Excerpt provided:

Here is what I've gotten started with so far:
Code:
Private Sub FilterSSN()
    Dim wb As Workbook
    Dim ws As Worksheet
    Dim x As Long [green]'Long Integer Variable used for counting rows[/green]
    Dim bolLoop As Boolean [green]'True if to continue Looping because there is still a record, or False if no record to check.[/green]
    
    Set wb = ActiveWorkbook
    Set ws = wb.Worksheets(ActiveWorksheet)
    x = 2
    bolLoop = True
    Do While bolLoop = True
        If ws.Cells(x, 1) = vbNullString Then bolLoop = True
        Else
            Select Case ws.Cells(x, 3).Formula
             ~just psuedo-code here...
                Case Format1
                    Copy Row to Sheet1

                Case Format2
                    Copy Row to Sheet2

                Case Format3
                    Copy Row to Sheet3

                Case Format4
                    Copy Row to Sheet4

                Case Else
                    Copy Row to SheetUnknowns 'For manual review
            End Select
        End If
    Loop
End Sub

Of course, the error handling and every detail has not been worked out yet, but I'm trying to get the idea down pat before I worry about the extras.

Material provided:
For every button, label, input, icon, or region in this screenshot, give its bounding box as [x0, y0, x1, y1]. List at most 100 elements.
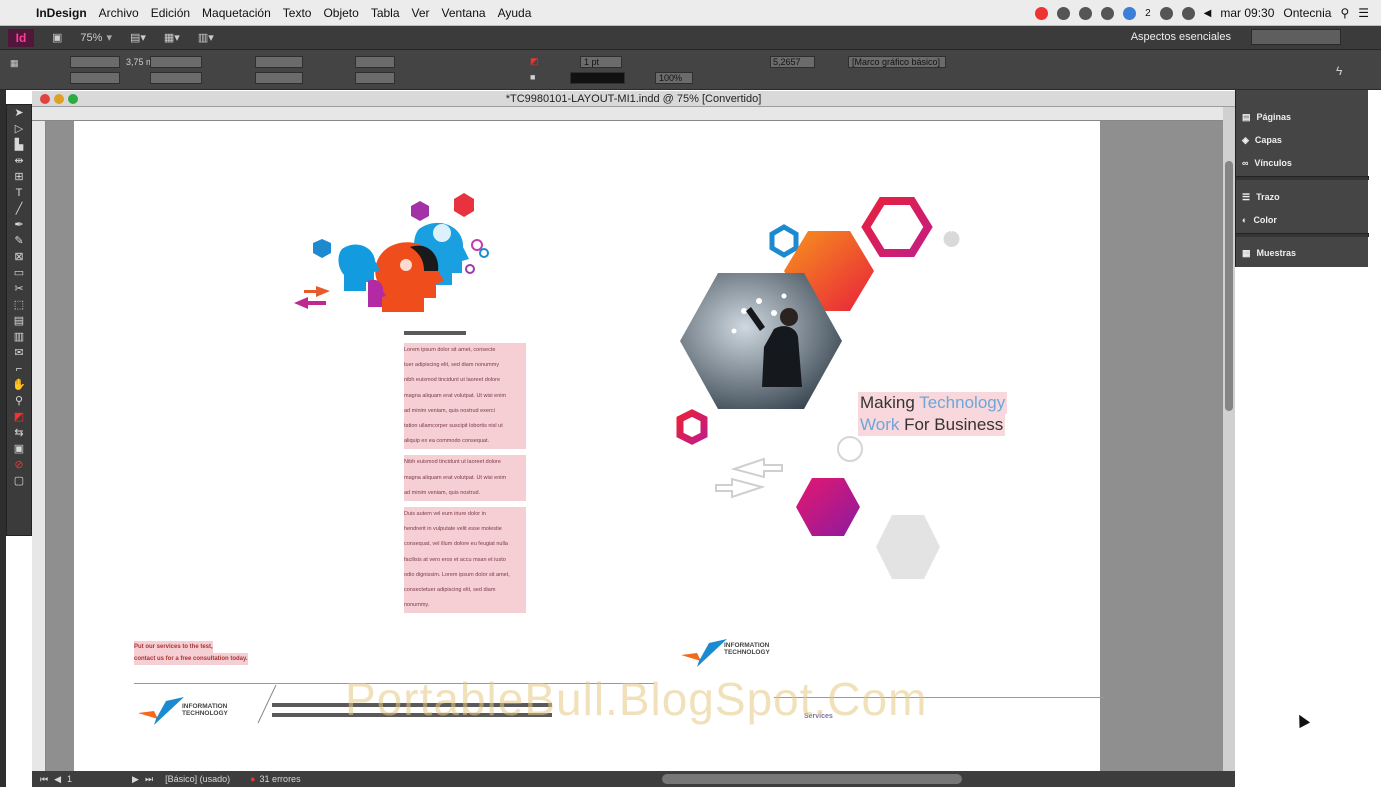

Things to do:
a – Return the part of the forum post about the FilterSSN routine starting at "Case Format3" and ending at "about the extras.".
b – Extend the forum post about the FilterSSN routine beyond its last sentence.
You won't need the material for anything here.

Answers to each task:
a –
Case Format3
                    Copy Row to Sheet3

                Case Format4
                    Copy Row to Sheet4

                Case Else
                    Copy Row to SheetUnknowns 'For manual review
            End Select
        End If
    Loop
End Sub

Of course, the error handling and every detail has not been worked out yet, but I'm trying to get the idea down pat before I worry about the extras.

b –
Any suggestions would be greatly appreciated. Thanks in advance.
 
Just a note here: on the SSN mixed with other stuff. It appears now that some of them are extended zip codes, and some of them are actual SSNs, but since it's all numbers, there's no way to differentiate very well. So, I'm just going to flag those (very few compared to the whole) as "UNKNOWN" for now, so they can be researched manually.

--

"If to err is human, then I must be some kind of human!" -Me
 
In reply to an inadvertent misposting in a different thread... first the mis-posted post. Ok, now I need to untie my tongue. [wink]

SkipVought said:
kjv,

Not to throw a fly in the ointment, or any thing like that, but...

there's this issue that I often run into, of NUMBERS versus IDENTIFIERS.

Numbers are often used as identifiers (hence we get masks in Access for phone, ssn, zips, etc)

And in the days of expensive core memory, "we" used to take all kinds of abbreviations to SAVE memory and storage.

But, hey, this is the twenty first century, the age where we argue not the question of how many angels can dance on the head of a pin, but how many gigs can fit thereon.

Gigs not gigs!

So back to NUMBERS versus IDENTIFIERS. Not so much in the Access world, but in the Shreadsheet world, people can enter

999-99-9999
or
999999999

in a column FORMATTED for a SS-NUMBER. So you get this MIXTURE of NUMBERS and STRINGS -- very confusing when it comes to sorting and querying and parsing etc. Then there's the issue of leading zeros, a whole nuther aspect.

So as a matter of practice, shouldn't IDENTIFIERS be strings to begin with? Hope that this is not rain on your parade, but it's sunny in Fort Worth.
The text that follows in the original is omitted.